== ACTIVITY LIST ==
(A) According to the text on the film Dread, why did Brian find the film's steady pacing refreshing rather than slow? Answer in one to three sentences.
(B) Copy the text on the film Dread from "Principal Photography Commences" to "online at http://horror-movie-a-day.blogspot.com)".

== TEXT SHOWN ==
Principal Photography Commences In UK On Matador Pictures And Midnight Picture Show's Dread

Essential Entertainment Press Release, 15 October 2008

Brian : "It's not a big spectacle film with 'set pieces' or anything like that - it deliberately builds at a sure and steady pace, developing the characters along with the plot as they make their way toward the horrific ending. Some may see this as 'slow', but I found it refreshing. It's rare to see a horror film - especially one from a first time director, based on a work by one of the foremost names in horror - take time to really make you identify with not one but FOUR characters, to the extent that even the film's 'villain' is sympathetic..."

Dread (2009)

By Brian, Horror Movie A Day, 5 May 2009 (Note: full text online at http://horror-movie-a-day.blogspot.com)

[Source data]
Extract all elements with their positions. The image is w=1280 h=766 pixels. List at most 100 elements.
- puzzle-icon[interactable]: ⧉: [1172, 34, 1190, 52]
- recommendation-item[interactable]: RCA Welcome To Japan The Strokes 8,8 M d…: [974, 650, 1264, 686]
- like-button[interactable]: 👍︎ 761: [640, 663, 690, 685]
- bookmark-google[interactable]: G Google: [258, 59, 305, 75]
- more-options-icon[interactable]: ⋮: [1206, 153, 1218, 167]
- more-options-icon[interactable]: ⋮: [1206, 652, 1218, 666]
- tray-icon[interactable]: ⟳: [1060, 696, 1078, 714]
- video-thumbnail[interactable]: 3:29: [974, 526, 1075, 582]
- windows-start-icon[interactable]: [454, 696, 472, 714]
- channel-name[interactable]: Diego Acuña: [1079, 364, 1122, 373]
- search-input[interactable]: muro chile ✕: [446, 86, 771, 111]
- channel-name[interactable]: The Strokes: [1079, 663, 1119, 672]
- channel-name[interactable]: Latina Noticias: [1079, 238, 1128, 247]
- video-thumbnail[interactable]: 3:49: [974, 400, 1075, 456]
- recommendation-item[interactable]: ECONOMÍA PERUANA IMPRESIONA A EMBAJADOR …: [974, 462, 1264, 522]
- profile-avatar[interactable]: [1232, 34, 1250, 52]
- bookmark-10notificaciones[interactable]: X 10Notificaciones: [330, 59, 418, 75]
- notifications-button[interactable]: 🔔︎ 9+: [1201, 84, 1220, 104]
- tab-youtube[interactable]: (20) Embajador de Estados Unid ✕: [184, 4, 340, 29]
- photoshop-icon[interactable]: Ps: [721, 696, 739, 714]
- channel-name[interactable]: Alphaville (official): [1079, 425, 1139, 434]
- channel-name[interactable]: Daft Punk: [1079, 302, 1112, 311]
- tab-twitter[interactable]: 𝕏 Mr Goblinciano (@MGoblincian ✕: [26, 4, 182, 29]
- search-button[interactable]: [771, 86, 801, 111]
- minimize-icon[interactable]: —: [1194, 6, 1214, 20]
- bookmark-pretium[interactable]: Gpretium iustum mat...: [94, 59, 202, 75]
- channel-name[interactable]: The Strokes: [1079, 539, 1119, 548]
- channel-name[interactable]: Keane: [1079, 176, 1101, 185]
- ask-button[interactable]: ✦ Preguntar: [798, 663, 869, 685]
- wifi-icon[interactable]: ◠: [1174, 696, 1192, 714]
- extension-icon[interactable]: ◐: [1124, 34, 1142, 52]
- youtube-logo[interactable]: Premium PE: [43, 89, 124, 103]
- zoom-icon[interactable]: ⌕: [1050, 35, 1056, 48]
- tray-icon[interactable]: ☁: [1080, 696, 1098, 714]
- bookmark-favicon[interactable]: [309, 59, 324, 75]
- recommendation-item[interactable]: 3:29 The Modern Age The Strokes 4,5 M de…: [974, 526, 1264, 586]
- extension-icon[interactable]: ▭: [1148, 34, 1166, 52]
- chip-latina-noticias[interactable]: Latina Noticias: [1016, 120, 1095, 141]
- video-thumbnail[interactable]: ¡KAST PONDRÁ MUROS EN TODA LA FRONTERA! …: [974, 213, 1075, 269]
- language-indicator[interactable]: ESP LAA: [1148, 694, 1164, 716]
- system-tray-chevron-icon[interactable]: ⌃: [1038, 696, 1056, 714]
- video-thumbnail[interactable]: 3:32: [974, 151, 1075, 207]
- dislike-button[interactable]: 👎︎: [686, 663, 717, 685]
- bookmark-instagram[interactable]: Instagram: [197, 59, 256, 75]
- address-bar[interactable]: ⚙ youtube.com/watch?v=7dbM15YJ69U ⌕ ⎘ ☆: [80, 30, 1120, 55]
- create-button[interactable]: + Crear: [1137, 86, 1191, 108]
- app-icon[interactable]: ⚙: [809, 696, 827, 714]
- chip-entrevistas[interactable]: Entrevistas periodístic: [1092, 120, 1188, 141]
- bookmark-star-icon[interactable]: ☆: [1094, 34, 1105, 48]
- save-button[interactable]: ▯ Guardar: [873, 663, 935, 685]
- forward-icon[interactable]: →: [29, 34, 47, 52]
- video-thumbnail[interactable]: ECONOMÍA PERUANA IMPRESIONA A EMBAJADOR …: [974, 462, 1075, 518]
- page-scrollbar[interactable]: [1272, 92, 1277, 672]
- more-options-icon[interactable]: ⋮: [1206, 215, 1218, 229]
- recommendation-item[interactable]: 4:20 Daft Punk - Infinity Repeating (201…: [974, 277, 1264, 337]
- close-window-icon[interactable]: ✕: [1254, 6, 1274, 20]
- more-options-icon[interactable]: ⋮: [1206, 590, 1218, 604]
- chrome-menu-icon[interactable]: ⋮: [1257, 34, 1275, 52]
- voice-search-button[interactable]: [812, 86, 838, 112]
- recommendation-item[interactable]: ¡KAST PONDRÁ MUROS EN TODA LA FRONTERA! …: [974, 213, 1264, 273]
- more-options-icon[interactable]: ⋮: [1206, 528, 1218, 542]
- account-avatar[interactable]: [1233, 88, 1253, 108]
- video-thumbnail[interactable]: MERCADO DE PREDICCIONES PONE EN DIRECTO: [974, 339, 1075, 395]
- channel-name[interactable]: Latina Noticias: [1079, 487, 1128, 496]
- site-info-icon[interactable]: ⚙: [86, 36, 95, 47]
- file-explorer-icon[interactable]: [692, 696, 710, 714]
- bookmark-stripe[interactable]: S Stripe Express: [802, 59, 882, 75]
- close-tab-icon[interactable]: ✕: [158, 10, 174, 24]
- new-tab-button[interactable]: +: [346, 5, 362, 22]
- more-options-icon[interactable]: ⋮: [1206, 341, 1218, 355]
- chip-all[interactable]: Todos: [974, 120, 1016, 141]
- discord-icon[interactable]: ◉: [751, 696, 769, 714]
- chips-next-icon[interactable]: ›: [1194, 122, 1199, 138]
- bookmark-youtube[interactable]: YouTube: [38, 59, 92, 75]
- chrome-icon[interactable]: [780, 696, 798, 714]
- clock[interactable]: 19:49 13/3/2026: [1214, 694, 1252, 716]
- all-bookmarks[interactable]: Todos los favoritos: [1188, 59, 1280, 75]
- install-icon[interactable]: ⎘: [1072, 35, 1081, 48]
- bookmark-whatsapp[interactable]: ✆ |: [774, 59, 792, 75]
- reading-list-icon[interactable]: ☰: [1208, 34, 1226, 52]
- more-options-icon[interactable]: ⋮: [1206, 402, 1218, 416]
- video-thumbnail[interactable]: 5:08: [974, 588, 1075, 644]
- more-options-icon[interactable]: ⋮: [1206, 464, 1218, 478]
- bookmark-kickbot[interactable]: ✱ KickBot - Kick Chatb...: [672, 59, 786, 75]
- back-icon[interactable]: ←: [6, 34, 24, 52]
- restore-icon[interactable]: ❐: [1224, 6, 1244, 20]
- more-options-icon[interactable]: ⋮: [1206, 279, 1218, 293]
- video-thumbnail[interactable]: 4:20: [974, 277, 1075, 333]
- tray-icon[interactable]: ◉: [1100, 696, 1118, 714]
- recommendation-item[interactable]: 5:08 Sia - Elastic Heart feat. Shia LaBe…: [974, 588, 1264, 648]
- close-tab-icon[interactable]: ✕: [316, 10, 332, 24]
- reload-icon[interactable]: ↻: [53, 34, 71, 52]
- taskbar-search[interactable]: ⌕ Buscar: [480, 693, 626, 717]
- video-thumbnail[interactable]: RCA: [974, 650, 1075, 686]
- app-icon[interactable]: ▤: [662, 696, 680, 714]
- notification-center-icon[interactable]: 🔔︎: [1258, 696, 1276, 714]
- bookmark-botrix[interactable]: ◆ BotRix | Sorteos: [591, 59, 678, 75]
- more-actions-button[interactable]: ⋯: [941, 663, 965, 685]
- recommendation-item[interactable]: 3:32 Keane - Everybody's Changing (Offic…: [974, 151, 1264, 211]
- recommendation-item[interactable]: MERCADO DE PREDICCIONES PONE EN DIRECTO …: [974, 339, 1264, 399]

== ACTIVITY ANSWERS ==
(A) Brian found it refreshing because it is rare for a horror film to take time to make you identify with four characters, so much so that even the villain is sympathetic. He notes this is especially rare for a first-time director working from a source by one of the foremost names in horror. The film builds at a sure and steady pace, developing the characters along with the plot.

(B)
Principal Photography Commences In UK On Matador Pictures And Midnight Picture Show's Dread

Essential Entertainment Press Release, 15 October 2008

Brian : "It's not a big spectacle film with 'set pieces' or anything like that - it deliberately builds at a sure and steady pace, developing the characters along with the plot as they make their way toward the horrific ending. Some may see this as 'slow', but I found it refreshing. It's rare to see a horror film - especially one from a first time director, based on a work by one of the foremost names in horror - take time to really make you identify with not one but FOUR characters, to the extent that even the film's 'villain' is sympathetic..."

Dread (2009)

By Brian, Horror Movie A Day, 5 May 2009 (Note: full text online at http://horror-movie-a-day.blogspot.com)